Data entries:
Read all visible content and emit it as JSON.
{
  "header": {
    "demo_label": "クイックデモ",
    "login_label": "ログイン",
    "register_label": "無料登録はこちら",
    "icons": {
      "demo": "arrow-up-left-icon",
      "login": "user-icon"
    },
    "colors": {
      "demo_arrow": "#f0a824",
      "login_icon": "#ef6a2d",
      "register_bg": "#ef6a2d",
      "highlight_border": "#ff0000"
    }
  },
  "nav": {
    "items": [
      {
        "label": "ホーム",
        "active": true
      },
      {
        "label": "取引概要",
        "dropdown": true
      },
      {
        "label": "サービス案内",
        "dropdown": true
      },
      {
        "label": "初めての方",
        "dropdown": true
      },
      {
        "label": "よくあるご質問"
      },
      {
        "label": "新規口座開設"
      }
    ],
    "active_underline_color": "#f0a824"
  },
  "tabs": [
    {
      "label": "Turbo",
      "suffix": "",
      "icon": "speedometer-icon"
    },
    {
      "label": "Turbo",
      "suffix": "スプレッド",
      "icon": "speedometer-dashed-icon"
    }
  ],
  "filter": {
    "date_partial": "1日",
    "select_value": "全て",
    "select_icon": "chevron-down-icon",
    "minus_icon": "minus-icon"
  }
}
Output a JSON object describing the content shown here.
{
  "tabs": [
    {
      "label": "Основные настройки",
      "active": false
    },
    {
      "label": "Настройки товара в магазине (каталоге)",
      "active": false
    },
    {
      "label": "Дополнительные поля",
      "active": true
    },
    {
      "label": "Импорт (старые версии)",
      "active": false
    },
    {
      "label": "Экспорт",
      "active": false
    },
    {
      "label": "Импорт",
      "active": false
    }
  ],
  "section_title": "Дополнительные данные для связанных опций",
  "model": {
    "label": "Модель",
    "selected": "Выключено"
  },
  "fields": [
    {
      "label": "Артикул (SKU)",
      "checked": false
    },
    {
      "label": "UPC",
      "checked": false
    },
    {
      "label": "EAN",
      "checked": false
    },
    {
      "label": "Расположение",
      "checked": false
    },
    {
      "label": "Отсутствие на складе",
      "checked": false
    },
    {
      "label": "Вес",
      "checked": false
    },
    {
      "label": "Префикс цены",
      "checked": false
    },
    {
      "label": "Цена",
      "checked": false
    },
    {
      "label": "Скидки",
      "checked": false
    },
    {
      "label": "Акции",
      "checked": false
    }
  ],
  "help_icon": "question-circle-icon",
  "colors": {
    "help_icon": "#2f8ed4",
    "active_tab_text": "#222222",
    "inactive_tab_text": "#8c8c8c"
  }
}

Given instruction: Your task is to extract all of the records exactly.

Task solution:
Read all visible content and emit it as JSON.
{
  "header": {
    "demo_label": "クイックデモ",
    "login_label": "ログイン",
    "register_label": "無料登録はこちら",
    "icons": {
      "demo": "arrow-up-left-icon",
      "login": "user-icon"
    },
    "colors": {
      "demo_arrow": "#f0a824",
      "login_icon": "#ef6a2d",
      "register_bg": "#ef6a2d",
      "highlight_border": "#ff0000"
    }
  },
  "nav": {
    "items": [
      {
        "label": "ホーム",
        "active": true
      },
      {
        "label": "取引概要",
        "dropdown": true
      },
      {
        "label": "サービス案内",
        "dropdown": true
      },
      {
        "label": "初めての方",
        "dropdown": true
      },
      {
        "label": "よくあるご質問"
      },
      {
        "label": "新規口座開設"
      }
    ],
    "active_underline_color": "#f0a824"
  },
  "tabs": [
    {
      "label": "Turbo",
      "suffix": "",
      "icon": "speedometer-icon"
    },
    {
      "label": "Turbo",
      "suffix": "スプレッド",
      "icon": "speedometer-dashed-icon"
    }
  ],
  "filter": {
    "date_partial": "1日",
    "select_value": "全て",
    "select_icon": "chevron-down-icon",
    "minus_icon": "minus-icon"
  }
}
Output a JSON object describing the content shown here.
{
  "tabs": [
    {
      "label": "Основные настройки",
      "active": false
    },
    {
      "label": "Настройки товара в магазине (каталоге)",
      "active": false
    },
    {
      "label": "Дополнительные поля",
      "active": true
    },
    {
      "label": "Импорт (старые версии)",
      "active": false
    },
    {
      "label": "Экспорт",
      "active": false
    },
    {
      "label": "Импорт",
      "active": false
    }
  ],
  "section_title": "Дополнительные данные для связанных опций",
  "model": {
    "label": "Модель",
    "selected": "Выключено"
  },
  "fields": [
    {
      "label": "Артикул (SKU)",
      "checked": false
    },
    {
      "label": "UPC",
      "checked": false
    },
    {
      "label": "EAN",
      "checked": false
    },
    {
      "label": "Расположение",
      "checked": false
    },
    {
      "label": "Отсутствие на складе",
      "checked": false
    },
    {
      "label": "Вес",
      "checked": false
    },
    {
      "label": "Префикс цены",
      "checked": false
    },
    {
      "label": "Цена",
      "checked": false
    },
    {
      "label": "Скидки",
      "checked": false
    },
    {
      "label": "Акции",
      "checked": false
    }
  ],
  "help_icon": "question-circle-icon",
  "colors": {
    "help_icon": "#2f8ed4",
    "active_tab_text": "#222222",
    "inactive_tab_text": "#8c8c8c"
  }
}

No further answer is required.